[Stored records]
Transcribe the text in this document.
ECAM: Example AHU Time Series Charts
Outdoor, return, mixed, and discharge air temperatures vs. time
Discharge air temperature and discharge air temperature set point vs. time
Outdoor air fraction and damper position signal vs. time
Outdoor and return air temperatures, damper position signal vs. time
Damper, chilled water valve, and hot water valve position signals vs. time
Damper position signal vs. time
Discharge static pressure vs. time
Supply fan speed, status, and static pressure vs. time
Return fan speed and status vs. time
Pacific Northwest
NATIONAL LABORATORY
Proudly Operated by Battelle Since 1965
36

--

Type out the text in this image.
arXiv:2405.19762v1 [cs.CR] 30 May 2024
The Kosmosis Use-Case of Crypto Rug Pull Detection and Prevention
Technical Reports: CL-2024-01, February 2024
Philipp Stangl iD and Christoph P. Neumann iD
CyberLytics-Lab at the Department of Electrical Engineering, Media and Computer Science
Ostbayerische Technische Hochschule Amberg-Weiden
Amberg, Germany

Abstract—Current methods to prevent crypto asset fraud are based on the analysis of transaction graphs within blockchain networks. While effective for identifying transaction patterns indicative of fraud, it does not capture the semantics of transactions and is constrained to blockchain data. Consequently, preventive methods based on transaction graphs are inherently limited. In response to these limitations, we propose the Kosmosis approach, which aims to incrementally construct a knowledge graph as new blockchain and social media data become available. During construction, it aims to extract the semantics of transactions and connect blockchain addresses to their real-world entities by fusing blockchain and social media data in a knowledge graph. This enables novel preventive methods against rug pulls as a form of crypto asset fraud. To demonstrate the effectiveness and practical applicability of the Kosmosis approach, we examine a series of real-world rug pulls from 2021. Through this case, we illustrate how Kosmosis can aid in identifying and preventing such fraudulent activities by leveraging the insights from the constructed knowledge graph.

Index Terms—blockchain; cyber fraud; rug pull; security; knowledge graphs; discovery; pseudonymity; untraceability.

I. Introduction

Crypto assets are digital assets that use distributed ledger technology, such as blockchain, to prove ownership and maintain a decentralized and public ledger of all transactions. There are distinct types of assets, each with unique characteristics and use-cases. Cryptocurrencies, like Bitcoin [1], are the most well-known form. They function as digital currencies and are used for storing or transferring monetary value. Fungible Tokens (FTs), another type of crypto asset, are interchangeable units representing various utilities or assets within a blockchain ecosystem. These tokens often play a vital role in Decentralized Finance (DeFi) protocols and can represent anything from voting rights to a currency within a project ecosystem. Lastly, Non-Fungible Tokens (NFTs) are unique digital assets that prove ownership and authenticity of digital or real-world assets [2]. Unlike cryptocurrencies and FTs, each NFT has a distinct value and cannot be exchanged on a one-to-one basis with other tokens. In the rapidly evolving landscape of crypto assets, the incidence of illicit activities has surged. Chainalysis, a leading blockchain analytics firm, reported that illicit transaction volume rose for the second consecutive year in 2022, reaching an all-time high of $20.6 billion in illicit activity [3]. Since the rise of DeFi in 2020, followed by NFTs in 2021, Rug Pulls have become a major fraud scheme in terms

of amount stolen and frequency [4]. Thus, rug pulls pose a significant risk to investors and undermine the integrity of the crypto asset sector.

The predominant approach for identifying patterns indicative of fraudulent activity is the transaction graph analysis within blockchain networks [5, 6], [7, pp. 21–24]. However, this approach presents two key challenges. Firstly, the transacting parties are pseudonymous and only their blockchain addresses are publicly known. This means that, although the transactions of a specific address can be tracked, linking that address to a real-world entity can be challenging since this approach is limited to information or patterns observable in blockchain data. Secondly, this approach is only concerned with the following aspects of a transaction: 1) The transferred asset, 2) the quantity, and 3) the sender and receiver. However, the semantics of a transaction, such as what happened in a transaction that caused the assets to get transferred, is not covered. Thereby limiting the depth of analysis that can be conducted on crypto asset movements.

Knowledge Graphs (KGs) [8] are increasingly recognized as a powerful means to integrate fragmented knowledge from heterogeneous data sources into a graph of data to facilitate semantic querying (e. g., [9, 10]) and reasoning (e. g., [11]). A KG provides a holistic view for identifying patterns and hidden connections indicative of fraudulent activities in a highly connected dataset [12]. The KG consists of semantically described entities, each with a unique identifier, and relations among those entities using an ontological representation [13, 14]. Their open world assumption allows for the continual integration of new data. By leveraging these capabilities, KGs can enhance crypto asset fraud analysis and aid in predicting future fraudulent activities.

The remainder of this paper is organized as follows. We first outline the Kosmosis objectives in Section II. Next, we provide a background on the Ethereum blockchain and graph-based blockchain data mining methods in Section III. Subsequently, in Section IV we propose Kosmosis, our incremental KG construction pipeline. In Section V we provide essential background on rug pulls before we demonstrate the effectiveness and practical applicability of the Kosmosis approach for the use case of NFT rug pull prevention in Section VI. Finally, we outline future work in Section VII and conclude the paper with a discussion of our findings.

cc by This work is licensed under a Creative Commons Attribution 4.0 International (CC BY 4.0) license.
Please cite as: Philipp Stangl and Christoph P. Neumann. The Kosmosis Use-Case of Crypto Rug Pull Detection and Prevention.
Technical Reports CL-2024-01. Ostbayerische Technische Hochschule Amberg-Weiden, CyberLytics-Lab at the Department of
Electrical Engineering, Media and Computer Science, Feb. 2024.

## TASK BRIEF
Pick out and copy every line that contains the word "position".

## FINAL RESULT
Outdoor air fraction and damper position signal vs. time
Outdoor and return air temperatures, damper position signal vs. time
Damper, chilled water valve, and hot water valve position signals vs. time
Damper position signal vs. time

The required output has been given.